DO THIS:
Copy out lines with the word "energifaktor" from the material that follows.

[Entries from a dataset]

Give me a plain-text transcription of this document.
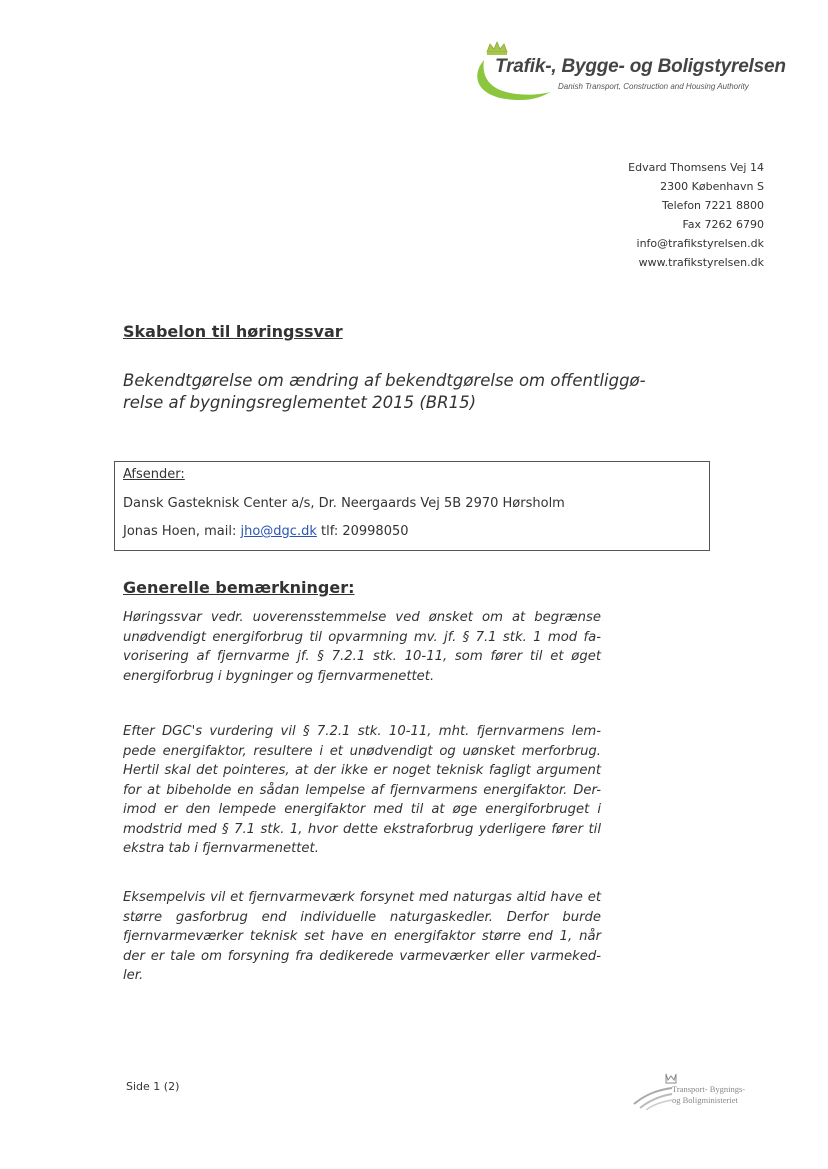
Trafik-, Bygge- og Boligstyrelsen
Danish Transport, Construction and Housing Authority
Edvard Thomsens Vej 14
2300 København S
Telefon 7221 8800
Fax 7262 6790
info@trafikstyrelsen.dk
www.trafikstyrelsen.dk
Skabelon til høringssvar
Bekendtgørelse om ændring af bekendtgørelse om offentliggø-relse af bygningsreglementet 2015 (BR15)
Afsender:
Dansk Gasteknisk Center a/s, Dr. Neergaards Vej 5B 2970 Hørsholm
Jonas Hoen, mail: jho@dgc.dk tlf: 20998050
Generelle bemærkninger:
Høringssvar vedr. uoverensstemmelse ved ønsket om at begrænse unødvendigt energiforbrug til opvarmning mv. jf. § 7.1 stk. 1 mod fa-vorisering af fjernvarme jf. § 7.2.1 stk. 10-11, som fører til et øget energiforbrug i bygninger og fjernvarmenettet.
Efter DGC's vurdering vil § 7.2.1 stk. 10-11, mht. fjernvarmens lem-pede energifaktor, resultere i et unødvendigt og uønsket merforbrug. Hertil skal det pointeres, at der ikke er noget teknisk fagligt argument for at bibeholde en sådan lempelse af fjernvarmens energifaktor. Der-imod er den lempede energifaktor med til at øge energiforbruget i modstrid med § 7.1 stk. 1, hvor dette ekstraforbrug yderligere fører til ekstra tab i fjernvarmenettet.
Eksempelvis vil et fjernvarmeværk forsynet med naturgas altid have et større gasforbrug end individuelle naturgaskedler. Derfor burde fjernvarmeværker teknisk set have en energifaktor større end 1, når der er tale om forsyning fra dedikerede varmeværker eller varmeked-ler.
Side 1 (2)	Transport- Bygnings-
og Boligministeriet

SOLUTION FOR THIS PROBLEM:
Efter DGC's vurdering vil § 7.2.1 stk. 10-11, mht. fjernvarmens lem-pede energifaktor, resultere i et unødvendigt og uønsket merforbrug. Hertil skal det pointeres, at der ikke er noget teknisk fagligt argument for at bibeholde en sådan lempelse af fjernvarmens energifaktor. Der-imod er den lempede energifaktor med til at øge energiforbruget i modstrid med § 7.1 stk. 1, hvor dette ekstraforbrug yderligere fører til ekstra tab i fjernvarmenettet.
Eksempelvis vil et fjernvarmeværk forsynet med naturgas altid have et større gasforbrug end individuelle naturgaskedler. Derfor burde fjernvarmeværker teknisk set have en energifaktor større end 1, når der er tale om forsyning fra dedikerede varmeværker eller varmeked-ler.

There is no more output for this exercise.